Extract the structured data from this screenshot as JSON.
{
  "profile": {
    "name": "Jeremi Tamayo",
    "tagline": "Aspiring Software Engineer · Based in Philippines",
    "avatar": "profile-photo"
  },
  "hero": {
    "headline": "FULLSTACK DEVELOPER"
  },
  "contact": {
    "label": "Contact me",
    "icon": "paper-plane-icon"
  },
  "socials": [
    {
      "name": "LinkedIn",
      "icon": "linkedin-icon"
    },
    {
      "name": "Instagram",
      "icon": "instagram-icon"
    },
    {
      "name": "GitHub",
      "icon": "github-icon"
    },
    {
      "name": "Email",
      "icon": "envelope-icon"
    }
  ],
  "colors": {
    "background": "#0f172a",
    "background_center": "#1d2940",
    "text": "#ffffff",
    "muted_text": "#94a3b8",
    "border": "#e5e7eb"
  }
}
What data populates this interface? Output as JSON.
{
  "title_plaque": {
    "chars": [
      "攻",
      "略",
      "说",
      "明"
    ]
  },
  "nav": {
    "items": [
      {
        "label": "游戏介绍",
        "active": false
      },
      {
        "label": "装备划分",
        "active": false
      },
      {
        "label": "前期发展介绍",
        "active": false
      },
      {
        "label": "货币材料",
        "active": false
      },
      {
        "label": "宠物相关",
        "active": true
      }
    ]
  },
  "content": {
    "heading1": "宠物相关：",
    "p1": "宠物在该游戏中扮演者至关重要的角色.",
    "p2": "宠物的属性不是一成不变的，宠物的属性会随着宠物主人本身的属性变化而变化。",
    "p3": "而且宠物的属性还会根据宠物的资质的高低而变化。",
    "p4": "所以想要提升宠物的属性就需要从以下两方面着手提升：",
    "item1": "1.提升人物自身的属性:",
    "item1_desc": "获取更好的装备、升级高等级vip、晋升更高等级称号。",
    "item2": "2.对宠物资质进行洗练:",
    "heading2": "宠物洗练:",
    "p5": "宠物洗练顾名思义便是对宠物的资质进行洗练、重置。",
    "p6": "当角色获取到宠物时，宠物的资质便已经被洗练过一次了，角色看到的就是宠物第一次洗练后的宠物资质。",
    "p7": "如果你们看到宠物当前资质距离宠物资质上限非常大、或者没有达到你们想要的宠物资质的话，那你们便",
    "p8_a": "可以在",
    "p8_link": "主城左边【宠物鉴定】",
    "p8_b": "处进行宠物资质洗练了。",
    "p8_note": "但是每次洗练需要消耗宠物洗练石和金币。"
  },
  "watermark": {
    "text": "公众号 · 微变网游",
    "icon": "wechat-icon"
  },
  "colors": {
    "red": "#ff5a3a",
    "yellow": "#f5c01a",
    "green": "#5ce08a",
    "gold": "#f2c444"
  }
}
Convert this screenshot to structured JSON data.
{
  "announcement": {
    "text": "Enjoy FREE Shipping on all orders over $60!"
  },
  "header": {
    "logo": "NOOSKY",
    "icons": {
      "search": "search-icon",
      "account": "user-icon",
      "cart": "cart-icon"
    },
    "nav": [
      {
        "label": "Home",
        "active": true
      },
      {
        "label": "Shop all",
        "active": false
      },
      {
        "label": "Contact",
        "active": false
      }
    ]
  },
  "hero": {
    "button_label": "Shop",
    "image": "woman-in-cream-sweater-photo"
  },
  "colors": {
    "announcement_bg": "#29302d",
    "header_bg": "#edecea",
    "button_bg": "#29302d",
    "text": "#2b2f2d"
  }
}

[Problem details]: Output the listing above without altering a single character.

[Reply]:
Extract the structured data from this screenshot as JSON.
{
  "profile": {
    "name": "Jeremi Tamayo",
    "tagline": "Aspiring Software Engineer · Based in Philippines",
    "avatar": "profile-photo"
  },
  "hero": {
    "headline": "FULLSTACK DEVELOPER"
  },
  "contact": {
    "label": "Contact me",
    "icon": "paper-plane-icon"
  },
  "socials": [
    {
      "name": "LinkedIn",
      "icon": "linkedin-icon"
    },
    {
      "name": "Instagram",
      "icon": "instagram-icon"
    },
    {
      "name": "GitHub",
      "icon": "github-icon"
    },
    {
      "name": "Email",
      "icon": "envelope-icon"
    }
  ],
  "colors": {
    "background": "#0f172a",
    "background_center": "#1d2940",
    "text": "#ffffff",
    "muted_text": "#94a3b8",
    "border": "#e5e7eb"
  }
}
What data populates this interface? Output as JSON.
{
  "title_plaque": {
    "chars": [
      "攻",
      "略",
      "说",
      "明"
    ]
  },
  "nav": {
    "items": [
      {
        "label": "游戏介绍",
        "active": false
      },
      {
        "label": "装备划分",
        "active": false
      },
      {
        "label": "前期发展介绍",
        "active": false
      },
      {
        "label": "货币材料",
        "active": false
      },
      {
        "label": "宠物相关",
        "active": true
      }
    ]
  },
  "content": {
    "heading1": "宠物相关：",
    "p1": "宠物在该游戏中扮演者至关重要的角色.",
    "p2": "宠物的属性不是一成不变的，宠物的属性会随着宠物主人本身的属性变化而变化。",
    "p3": "而且宠物的属性还会根据宠物的资质的高低而变化。",
    "p4": "所以想要提升宠物的属性就需要从以下两方面着手提升：",
    "item1": "1.提升人物自身的属性:",
    "item1_desc": "获取更好的装备、升级高等级vip、晋升更高等级称号。",
    "item2": "2.对宠物资质进行洗练:",
    "heading2": "宠物洗练:",
    "p5": "宠物洗练顾名思义便是对宠物的资质进行洗练、重置。",
    "p6": "当角色获取到宠物时，宠物的资质便已经被洗练过一次了，角色看到的就是宠物第一次洗练后的宠物资质。",
    "p7": "如果你们看到宠物当前资质距离宠物资质上限非常大、或者没有达到你们想要的宠物资质的话，那你们便",
    "p8_a": "可以在",
    "p8_link": "主城左边【宠物鉴定】",
    "p8_b": "处进行宠物资质洗练了。",
    "p8_note": "但是每次洗练需要消耗宠物洗练石和金币。"
  },
  "watermark": {
    "text": "公众号 · 微变网游",
    "icon": "wechat-icon"
  },
  "colors": {
    "red": "#ff5a3a",
    "yellow": "#f5c01a",
    "green": "#5ce08a",
    "gold": "#f2c444"
  }
}
Convert this screenshot to structured JSON data.
{
  "announcement": {
    "text": "Enjoy FREE Shipping on all orders over $60!"
  },
  "header": {
    "logo": "NOOSKY",
    "icons": {
      "search": "search-icon",
      "account": "user-icon",
      "cart": "cart-icon"
    },
    "nav": [
      {
        "label": "Home",
        "active": true
      },
      {
        "label": "Shop all",
        "active": false
      },
      {
        "label": "Contact",
        "active": false
      }
    ]
  },
  "hero": {
    "button_label": "Shop",
    "image": "woman-in-cream-sweater-photo"
  },
  "colors": {
    "announcement_bg": "#29302d",
    "header_bg": "#edecea",
    "button_bg": "#29302d",
    "text": "#2b2f2d"
  }
}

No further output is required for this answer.